Source records
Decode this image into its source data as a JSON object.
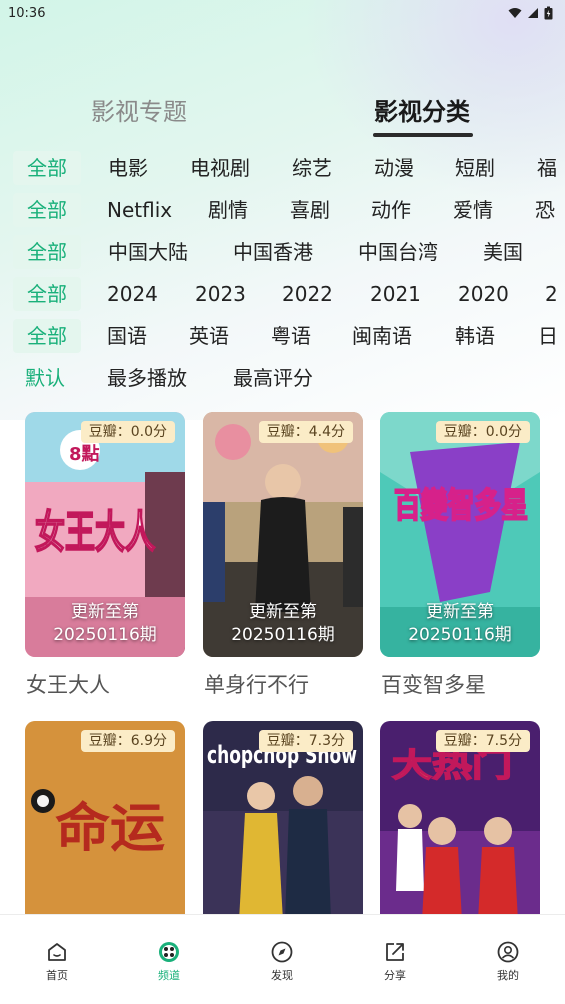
{
  "status": {
    "time": "10:36"
  },
  "top_tabs": [
    {
      "label": "影视专题"
    },
    {
      "label": "影视分类"
    }
  ],
  "filters": {
    "type": [
      "全部",
      "电影",
      "电视剧",
      "综艺",
      "动漫",
      "短剧",
      "福"
    ],
    "genre": [
      "全部",
      "Netflix",
      "剧情",
      "喜剧",
      "动作",
      "爱情",
      "恐"
    ],
    "region": [
      "全部",
      "中国大陆",
      "中国香港",
      "中国台湾",
      "美国"
    ],
    "year": [
      "全部",
      "2024",
      "2023",
      "2022",
      "2021",
      "2020",
      "2"
    ],
    "language": [
      "全部",
      "国语",
      "英语",
      "粤语",
      "闽南语",
      "韩语",
      "日"
    ],
    "sort": [
      "默认",
      "最多播放",
      "最高评分"
    ]
  },
  "cards": [
    {
      "title": "女王大人",
      "rating": "豆瓣：0.0分",
      "update_line1": "更新至第",
      "update_line2": "20250116期"
    },
    {
      "title": "单身行不行",
      "rating": "豆瓣：4.4分",
      "update_line1": "更新至第",
      "update_line2": "20250116期"
    },
    {
      "title": "百变智多星",
      "rating": "豆瓣：0.0分",
      "update_line1": "更新至第",
      "update_line2": "20250116期"
    },
    {
      "title": "",
      "rating": "豆瓣：6.9分",
      "update_line1": "",
      "update_line2": ""
    },
    {
      "title": "",
      "rating": "豆瓣：7.3分",
      "update_line1": "",
      "update_line2": ""
    },
    {
      "title": "",
      "rating": "豆瓣：7.5分",
      "update_line1": "",
      "update_line2": ""
    }
  ],
  "poster_art": {
    "card0": {
      "logo": "女王大人",
      "tag": "8點"
    },
    "card1": {},
    "card2": {
      "logo": "百變智多星"
    },
    "card3": {
      "logo": "命运"
    },
    "card4": {
      "logo": "chopchop Show"
    },
    "card5": {
      "logo": "大热门"
    }
  },
  "bottom_nav": [
    {
      "label": "首页",
      "icon": "home-icon"
    },
    {
      "label": "频道",
      "icon": "channel-icon"
    },
    {
      "label": "发现",
      "icon": "compass-icon"
    },
    {
      "label": "分享",
      "icon": "share-icon"
    },
    {
      "label": "我的",
      "icon": "user-icon"
    }
  ],
  "colors": {
    "accent": "#19b07a",
    "badge_bg": "#fbecc7",
    "chip_active_bg": "#e4f6ee"
  }
}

- Directions for this task: Repeat the listing above exactly, with no pictures.

- Answer for this exercise:
Decode this image into its source data as a JSON object.
{
  "status": {
    "time": "10:36"
  },
  "top_tabs": [
    {
      "label": "影视专题"
    },
    {
      "label": "影视分类"
    }
  ],
  "filters": {
    "type": [
      "全部",
      "电影",
      "电视剧",
      "综艺",
      "动漫",
      "短剧",
      "福"
    ],
    "genre": [
      "全部",
      "Netflix",
      "剧情",
      "喜剧",
      "动作",
      "爱情",
      "恐"
    ],
    "region": [
      "全部",
      "中国大陆",
      "中国香港",
      "中国台湾",
      "美国"
    ],
    "year": [
      "全部",
      "2024",
      "2023",
      "2022",
      "2021",
      "2020",
      "2"
    ],
    "language": [
      "全部",
      "国语",
      "英语",
      "粤语",
      "闽南语",
      "韩语",
      "日"
    ],
    "sort": [
      "默认",
      "最多播放",
      "最高评分"
    ]
  },
  "cards": [
    {
      "title": "女王大人",
      "rating": "豆瓣：0.0分",
      "update_line1": "更新至第",
      "update_line2": "20250116期"
    },
    {
      "title": "单身行不行",
      "rating": "豆瓣：4.4分",
      "update_line1": "更新至第",
      "update_line2": "20250116期"
    },
    {
      "title": "百变智多星",
      "rating": "豆瓣：0.0分",
      "update_line1": "更新至第",
      "update_line2": "20250116期"
    },
    {
      "title": "",
      "rating": "豆瓣：6.9分",
      "update_line1": "",
      "update_line2": ""
    },
    {
      "title": "",
      "rating": "豆瓣：7.3分",
      "update_line1": "",
      "update_line2": ""
    },
    {
      "title": "",
      "rating": "豆瓣：7.5分",
      "update_line1": "",
      "update_line2": ""
    }
  ],
  "poster_art": {
    "card0": {
      "logo": "女王大人",
      "tag": "8點"
    },
    "card1": {},
    "card2": {
      "logo": "百變智多星"
    },
    "card3": {
      "logo": "命运"
    },
    "card4": {
      "logo": "chopchop Show"
    },
    "card5": {
      "logo": "大热门"
    }
  },
  "bottom_nav": [
    {
      "label": "首页",
      "icon": "home-icon"
    },
    {
      "label": "频道",
      "icon": "channel-icon"
    },
    {
      "label": "发现",
      "icon": "compass-icon"
    },
    {
      "label": "分享",
      "icon": "share-icon"
    },
    {
      "label": "我的",
      "icon": "user-icon"
    }
  ],
  "colors": {
    "accent": "#19b07a",
    "badge_bg": "#fbecc7",
    "chip_active_bg": "#e4f6ee"
  }
}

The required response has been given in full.